Find the line containing "Output the text content of this document." in the listing below; reproduce it and every line after, exactly. Skip pictures.

----- Records provided

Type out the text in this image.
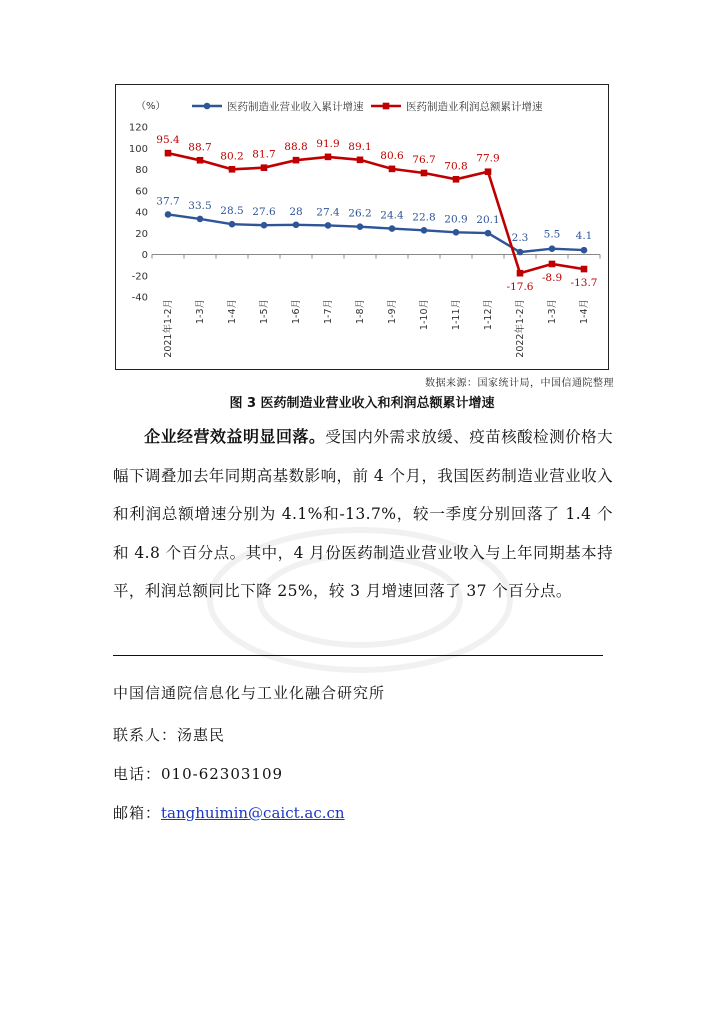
（%）
120
100
80
60
40
20
0
-20
-40
2021年1-2月 1-3月 1-4月 1-5月 1-6月 1-7月 1-8月 1-9月 1-10月 1-11月 1-12月 2022年1-2月 1-3月 1-4月
37.7 33.5 28.5 27.6 28 27.4 26.2 24.4 22.8 20.9 20.1
2.3 5.5 4.1
95.4
88.7
80.2 81.7
88.8 91.9 89.1
80.6 76.7
70.8
77.9
-17.6
-8.9 -13.7
医药制造业营业收入累计增速	医药制造业利润总额累计增速
数据来源：国家统计局，中国信通院整理
图 3 医药制造业营业收入和利润总额累计增速
企业经营效益明显回落。受国内外需求放缓、疫苗核酸检测价格大幅下调叠加去年同期高基数影响，前 4 个月，我国医药制造业营业收入和利润总额增速分别为 4.1%和-13.7%，较一季度分别回落了 1.4 个和 4.8 个百分点。其中，4 月份医药制造业营业收入与上年同期基本持平，利润总额同比下降 25%，较 3 月增速回落了 37 个百分点。
中国信通院信息化与工业化融合研究所
联系人：汤惠民
电话：010-62303109
邮箱：tanghuimin@caict.ac.cn
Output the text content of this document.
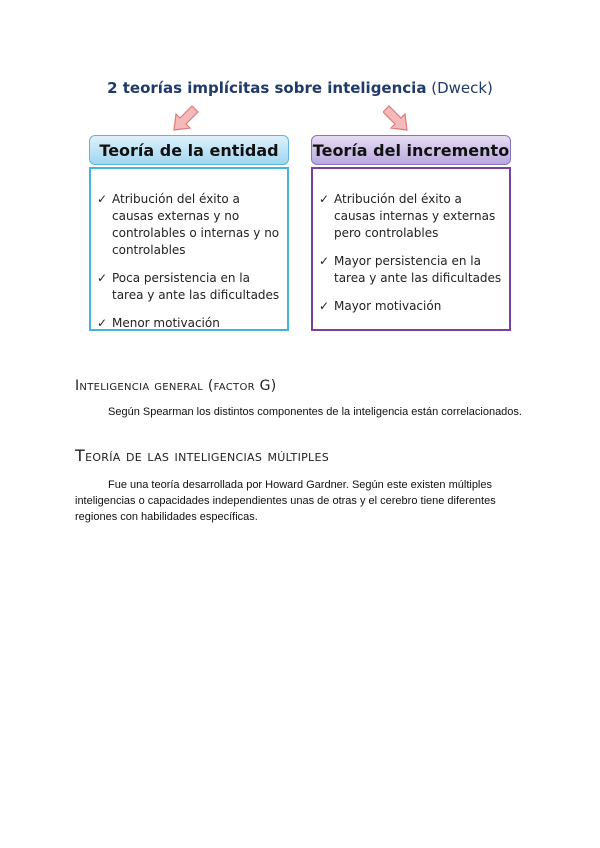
2 teorías implícitas sobre inteligencia (Dweck)
Teoría de la entidad
✓ Atribución del éxito a causas externas y no controlables o internas y no controlables
✓ Poca persistencia en la tarea y ante las dificultades
✓ Menor motivación
Teoría del incremento
✓ Atribución del éxito a causas internas y externas pero controlables
✓ Mayor persistencia en la tarea y ante las dificultades
✓ Mayor motivación
Inteligencia general (factor G)
Según Spearman los distintos componentes de la inteligencia están correlacionados.
Teoría de las inteligencias múltiples
Fue una teoría desarrollada por Howard Gardner. Según este existen múltiples inteligencias o capacidades independientes unas de otras y el cerebro tiene diferentes regiones con habilidades específicas.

----------

[Response for this exercise]:
Output the text content of this document.
2 teorías implícitas sobre inteligencia (Dweck)
Teoría de la entidad
✓ Atribución del éxito a causas externas y no controlables o internas y no controlables
✓ Poca persistencia en la tarea y ante las dificultades
✓ Menor motivación
Teoría del incremento
✓ Atribución del éxito a causas internas y externas pero controlables
✓ Mayor persistencia en la tarea y ante las dificultades
✓ Mayor motivación
Inteligencia general (factor G)
Según Spearman los distintos componentes de la inteligencia están correlacionados.
Teoría de las inteligencias múltiples
Fue una teoría desarrollada por Howard Gardner. Según este existen múltiples inteligencias o capacidades independientes unas de otras y el cerebro tiene diferentes regiones con habilidades específicas.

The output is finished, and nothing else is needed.